• _Written exercise_: Tally the lines containing the word "employees", and report the tally alone.

• _Record set_:
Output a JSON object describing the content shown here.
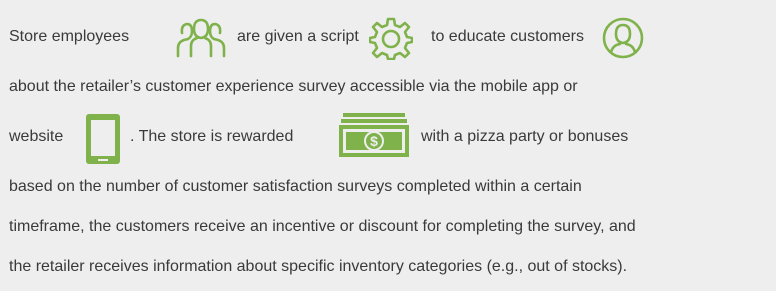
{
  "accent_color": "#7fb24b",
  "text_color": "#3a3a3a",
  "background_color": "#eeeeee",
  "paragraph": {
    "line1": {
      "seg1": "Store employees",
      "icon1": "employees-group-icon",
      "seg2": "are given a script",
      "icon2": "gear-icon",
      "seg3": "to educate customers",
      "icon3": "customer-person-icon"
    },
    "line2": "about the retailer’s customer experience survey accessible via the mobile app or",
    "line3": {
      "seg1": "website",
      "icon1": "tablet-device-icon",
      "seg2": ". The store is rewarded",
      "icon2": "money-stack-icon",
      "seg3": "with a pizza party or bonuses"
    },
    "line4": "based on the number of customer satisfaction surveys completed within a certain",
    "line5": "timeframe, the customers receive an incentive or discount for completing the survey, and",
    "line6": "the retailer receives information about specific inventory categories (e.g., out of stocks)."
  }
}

==

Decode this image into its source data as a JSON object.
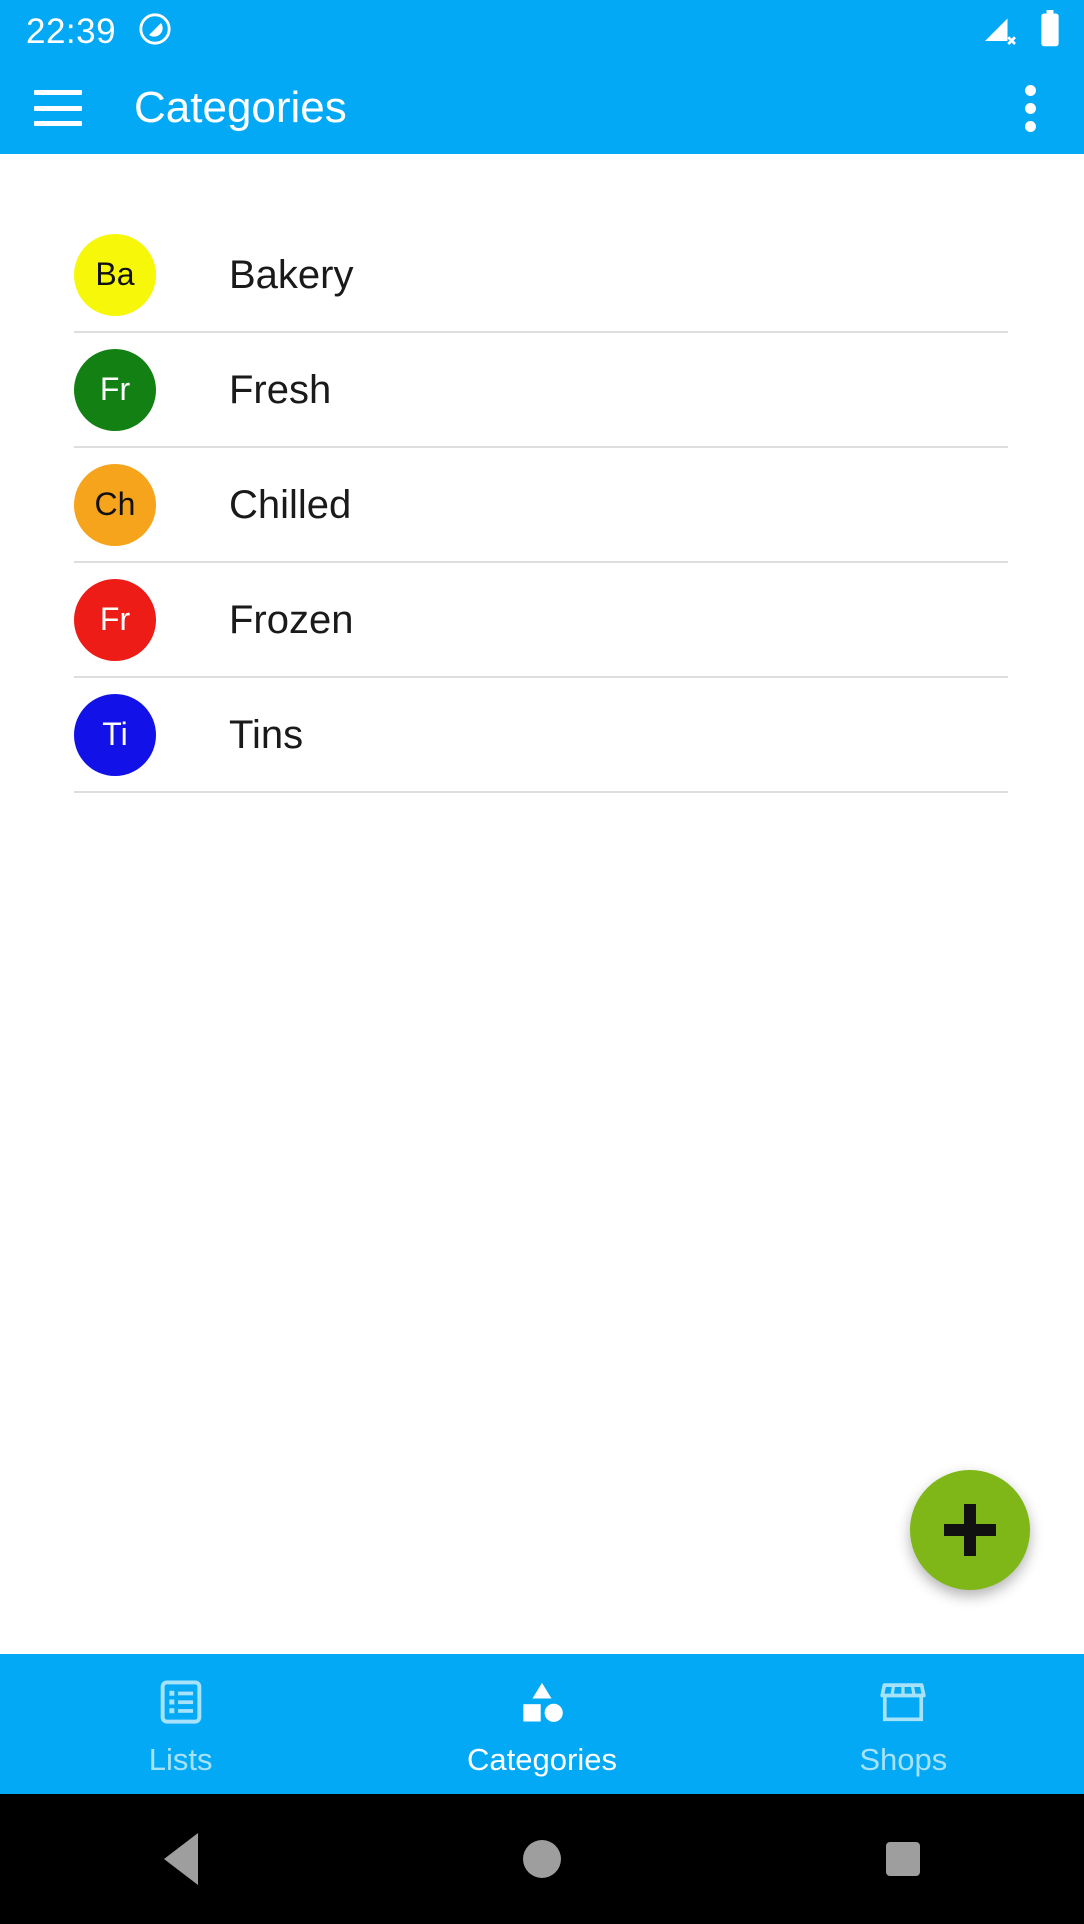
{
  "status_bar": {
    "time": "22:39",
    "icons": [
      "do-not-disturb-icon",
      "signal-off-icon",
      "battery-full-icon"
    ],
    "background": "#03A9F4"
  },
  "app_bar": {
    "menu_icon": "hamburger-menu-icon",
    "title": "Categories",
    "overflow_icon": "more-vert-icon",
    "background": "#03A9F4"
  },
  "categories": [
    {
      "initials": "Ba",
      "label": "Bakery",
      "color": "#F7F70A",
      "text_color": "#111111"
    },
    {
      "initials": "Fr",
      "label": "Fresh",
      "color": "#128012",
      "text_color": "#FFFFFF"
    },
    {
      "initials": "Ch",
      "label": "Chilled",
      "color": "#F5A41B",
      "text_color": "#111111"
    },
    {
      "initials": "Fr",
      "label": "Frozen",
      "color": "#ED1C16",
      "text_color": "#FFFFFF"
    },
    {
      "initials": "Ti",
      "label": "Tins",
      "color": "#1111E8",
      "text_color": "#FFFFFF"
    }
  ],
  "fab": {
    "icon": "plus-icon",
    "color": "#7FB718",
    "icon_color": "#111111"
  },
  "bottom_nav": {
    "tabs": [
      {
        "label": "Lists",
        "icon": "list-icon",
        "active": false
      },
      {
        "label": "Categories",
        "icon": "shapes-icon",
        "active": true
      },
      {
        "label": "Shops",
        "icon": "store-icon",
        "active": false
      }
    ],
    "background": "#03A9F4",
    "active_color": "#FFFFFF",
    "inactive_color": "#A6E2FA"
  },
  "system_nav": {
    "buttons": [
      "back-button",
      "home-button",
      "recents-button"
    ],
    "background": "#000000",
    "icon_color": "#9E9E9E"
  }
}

• _Result of this task_: 2